══ DATASET

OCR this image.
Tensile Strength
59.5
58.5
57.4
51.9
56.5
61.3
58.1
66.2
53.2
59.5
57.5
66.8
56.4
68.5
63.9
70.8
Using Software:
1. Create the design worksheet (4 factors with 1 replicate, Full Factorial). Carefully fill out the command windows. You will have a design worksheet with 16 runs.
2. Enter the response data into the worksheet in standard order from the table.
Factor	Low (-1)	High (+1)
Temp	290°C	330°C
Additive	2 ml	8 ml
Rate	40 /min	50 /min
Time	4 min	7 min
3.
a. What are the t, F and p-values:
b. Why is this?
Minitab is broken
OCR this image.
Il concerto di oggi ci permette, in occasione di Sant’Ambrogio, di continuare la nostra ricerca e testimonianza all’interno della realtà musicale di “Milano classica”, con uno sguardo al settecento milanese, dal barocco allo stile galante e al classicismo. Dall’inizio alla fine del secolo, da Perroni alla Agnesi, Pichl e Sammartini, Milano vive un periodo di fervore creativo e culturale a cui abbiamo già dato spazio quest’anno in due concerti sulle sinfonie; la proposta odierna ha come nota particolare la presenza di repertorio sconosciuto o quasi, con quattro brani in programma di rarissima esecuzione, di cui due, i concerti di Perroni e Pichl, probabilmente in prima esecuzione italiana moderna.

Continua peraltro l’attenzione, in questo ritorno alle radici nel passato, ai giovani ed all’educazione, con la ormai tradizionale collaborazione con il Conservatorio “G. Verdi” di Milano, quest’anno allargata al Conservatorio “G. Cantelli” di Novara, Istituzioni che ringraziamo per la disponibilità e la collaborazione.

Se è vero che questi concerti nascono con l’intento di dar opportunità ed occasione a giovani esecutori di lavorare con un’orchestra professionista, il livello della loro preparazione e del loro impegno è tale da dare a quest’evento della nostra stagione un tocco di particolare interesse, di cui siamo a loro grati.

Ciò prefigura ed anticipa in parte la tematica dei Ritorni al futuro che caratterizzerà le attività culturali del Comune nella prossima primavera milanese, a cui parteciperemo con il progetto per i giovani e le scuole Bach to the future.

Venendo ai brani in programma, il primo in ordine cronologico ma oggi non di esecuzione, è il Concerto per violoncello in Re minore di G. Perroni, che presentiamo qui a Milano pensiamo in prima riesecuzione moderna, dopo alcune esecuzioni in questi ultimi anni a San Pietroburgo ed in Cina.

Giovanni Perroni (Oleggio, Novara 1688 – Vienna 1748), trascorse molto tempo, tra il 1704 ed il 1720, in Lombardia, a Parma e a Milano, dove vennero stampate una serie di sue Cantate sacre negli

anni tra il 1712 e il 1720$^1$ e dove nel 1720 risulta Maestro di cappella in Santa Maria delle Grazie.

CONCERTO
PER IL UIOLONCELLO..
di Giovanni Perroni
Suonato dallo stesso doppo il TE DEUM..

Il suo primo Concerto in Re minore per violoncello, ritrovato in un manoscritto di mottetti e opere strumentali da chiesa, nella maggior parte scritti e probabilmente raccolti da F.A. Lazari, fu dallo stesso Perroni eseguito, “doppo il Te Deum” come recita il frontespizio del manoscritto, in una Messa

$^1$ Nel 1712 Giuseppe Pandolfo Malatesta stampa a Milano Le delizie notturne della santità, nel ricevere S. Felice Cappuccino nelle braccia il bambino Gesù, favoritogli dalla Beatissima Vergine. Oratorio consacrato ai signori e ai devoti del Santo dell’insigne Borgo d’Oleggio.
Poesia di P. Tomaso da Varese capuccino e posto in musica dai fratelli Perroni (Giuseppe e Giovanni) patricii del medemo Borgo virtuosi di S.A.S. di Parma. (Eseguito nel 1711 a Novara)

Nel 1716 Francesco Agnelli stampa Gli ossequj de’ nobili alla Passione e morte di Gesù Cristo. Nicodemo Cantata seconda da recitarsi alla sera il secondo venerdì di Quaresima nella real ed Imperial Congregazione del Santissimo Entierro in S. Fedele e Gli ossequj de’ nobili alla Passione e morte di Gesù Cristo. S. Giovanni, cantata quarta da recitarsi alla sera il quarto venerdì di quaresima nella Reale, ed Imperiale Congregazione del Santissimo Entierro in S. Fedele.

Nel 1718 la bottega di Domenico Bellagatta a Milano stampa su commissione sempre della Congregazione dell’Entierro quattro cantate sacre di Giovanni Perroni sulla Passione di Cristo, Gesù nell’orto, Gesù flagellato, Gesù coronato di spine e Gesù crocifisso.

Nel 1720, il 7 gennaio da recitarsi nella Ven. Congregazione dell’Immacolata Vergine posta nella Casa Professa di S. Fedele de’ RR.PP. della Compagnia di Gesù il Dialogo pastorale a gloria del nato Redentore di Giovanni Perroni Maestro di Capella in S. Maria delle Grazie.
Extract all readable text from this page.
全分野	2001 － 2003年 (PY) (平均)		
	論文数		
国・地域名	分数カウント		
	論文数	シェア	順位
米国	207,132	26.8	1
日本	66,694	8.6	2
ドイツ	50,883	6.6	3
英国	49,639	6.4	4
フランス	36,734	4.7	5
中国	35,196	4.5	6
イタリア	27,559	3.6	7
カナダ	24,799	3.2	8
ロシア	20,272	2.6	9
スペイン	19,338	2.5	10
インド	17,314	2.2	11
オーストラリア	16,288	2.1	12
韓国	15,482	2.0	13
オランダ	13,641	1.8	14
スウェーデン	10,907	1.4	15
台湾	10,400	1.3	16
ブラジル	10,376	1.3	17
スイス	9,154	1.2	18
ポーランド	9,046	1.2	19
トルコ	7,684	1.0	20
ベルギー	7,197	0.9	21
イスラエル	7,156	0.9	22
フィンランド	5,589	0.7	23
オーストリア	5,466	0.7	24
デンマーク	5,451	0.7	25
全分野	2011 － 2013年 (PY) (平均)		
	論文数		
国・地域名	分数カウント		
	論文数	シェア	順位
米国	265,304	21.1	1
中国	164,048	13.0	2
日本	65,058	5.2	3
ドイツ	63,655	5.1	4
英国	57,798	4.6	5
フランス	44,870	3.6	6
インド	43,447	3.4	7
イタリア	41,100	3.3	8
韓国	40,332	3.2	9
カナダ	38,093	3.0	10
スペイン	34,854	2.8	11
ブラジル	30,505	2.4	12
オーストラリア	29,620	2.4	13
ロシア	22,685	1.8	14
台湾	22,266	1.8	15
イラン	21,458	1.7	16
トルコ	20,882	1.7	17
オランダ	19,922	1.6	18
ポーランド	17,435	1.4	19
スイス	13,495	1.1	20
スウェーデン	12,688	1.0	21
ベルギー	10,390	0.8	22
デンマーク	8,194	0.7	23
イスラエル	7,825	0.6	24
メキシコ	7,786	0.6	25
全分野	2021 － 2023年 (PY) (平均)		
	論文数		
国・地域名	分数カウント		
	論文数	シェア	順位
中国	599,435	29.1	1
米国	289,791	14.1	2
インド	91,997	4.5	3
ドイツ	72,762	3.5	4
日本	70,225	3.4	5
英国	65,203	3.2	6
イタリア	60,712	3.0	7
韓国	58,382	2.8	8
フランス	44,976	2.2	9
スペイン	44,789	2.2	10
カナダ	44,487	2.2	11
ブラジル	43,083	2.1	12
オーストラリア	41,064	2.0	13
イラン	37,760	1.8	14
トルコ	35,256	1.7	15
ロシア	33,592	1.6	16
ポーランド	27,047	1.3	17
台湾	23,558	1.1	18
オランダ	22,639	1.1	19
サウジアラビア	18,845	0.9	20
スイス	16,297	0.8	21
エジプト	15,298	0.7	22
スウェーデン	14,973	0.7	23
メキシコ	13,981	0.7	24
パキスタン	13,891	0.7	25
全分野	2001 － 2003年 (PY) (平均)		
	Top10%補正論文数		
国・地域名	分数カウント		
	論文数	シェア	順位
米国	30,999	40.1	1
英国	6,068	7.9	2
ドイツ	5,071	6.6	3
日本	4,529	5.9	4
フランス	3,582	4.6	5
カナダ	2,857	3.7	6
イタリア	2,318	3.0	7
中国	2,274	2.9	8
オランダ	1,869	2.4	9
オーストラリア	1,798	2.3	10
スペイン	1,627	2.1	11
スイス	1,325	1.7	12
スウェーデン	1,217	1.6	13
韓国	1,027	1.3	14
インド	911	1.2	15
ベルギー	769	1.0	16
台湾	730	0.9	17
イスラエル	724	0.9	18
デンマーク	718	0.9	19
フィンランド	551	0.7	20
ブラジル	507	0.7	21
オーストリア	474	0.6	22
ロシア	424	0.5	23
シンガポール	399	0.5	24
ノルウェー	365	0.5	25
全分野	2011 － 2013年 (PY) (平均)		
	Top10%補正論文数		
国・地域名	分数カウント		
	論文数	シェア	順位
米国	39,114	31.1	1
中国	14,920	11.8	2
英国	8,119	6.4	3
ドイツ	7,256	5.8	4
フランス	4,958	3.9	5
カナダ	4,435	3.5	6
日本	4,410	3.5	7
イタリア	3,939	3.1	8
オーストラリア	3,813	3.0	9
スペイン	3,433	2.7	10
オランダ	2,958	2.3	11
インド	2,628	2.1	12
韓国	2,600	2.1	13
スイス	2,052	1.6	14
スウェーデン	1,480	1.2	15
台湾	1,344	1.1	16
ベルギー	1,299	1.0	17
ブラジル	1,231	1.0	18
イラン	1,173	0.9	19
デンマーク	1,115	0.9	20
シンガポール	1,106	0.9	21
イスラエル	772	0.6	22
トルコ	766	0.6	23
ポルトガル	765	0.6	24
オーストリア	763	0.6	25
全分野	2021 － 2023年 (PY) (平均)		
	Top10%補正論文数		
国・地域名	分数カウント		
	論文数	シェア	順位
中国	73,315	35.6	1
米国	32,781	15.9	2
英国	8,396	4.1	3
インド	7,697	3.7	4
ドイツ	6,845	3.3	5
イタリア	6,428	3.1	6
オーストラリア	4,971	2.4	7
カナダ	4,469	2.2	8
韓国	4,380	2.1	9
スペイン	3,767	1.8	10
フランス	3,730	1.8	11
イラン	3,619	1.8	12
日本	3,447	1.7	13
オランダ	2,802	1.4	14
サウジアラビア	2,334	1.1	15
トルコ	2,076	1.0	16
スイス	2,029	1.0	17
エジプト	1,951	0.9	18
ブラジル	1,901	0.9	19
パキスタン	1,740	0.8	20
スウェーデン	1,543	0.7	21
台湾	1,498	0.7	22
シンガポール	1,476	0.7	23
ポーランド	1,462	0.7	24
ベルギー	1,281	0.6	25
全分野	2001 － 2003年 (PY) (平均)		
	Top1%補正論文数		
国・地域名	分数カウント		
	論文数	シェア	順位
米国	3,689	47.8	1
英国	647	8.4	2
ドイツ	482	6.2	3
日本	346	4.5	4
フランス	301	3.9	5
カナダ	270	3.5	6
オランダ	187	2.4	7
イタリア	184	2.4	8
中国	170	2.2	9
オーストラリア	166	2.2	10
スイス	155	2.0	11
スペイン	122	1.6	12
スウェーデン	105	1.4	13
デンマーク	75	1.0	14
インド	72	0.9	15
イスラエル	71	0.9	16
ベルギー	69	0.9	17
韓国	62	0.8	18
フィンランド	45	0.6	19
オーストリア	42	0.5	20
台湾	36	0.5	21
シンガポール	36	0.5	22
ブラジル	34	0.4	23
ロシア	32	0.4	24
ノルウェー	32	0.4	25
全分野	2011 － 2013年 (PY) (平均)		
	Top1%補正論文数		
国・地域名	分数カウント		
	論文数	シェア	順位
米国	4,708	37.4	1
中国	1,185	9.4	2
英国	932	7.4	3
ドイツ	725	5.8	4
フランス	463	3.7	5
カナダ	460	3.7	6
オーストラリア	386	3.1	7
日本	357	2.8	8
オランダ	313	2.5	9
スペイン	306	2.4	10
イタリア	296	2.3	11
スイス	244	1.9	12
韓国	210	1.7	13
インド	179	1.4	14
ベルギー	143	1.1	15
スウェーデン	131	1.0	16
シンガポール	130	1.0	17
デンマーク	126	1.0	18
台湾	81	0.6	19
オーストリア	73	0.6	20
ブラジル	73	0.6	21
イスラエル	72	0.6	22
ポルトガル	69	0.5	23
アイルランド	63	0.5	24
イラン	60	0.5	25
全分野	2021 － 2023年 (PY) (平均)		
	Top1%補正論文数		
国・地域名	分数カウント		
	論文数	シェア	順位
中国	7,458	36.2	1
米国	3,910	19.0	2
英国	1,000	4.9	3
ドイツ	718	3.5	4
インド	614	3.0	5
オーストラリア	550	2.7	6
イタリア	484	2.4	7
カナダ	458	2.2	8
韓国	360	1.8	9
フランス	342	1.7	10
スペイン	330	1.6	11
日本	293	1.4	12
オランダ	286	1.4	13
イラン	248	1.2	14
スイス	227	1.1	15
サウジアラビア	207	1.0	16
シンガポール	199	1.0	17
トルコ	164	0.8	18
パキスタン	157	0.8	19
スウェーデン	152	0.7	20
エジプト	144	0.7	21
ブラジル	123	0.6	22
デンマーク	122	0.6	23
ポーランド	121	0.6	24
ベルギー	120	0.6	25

════

## PROBLEM REQUIREMENTS
Write down only the number of lines that contain the string "イスラエル" in the listing.

## WRITTEN SOLUTION
6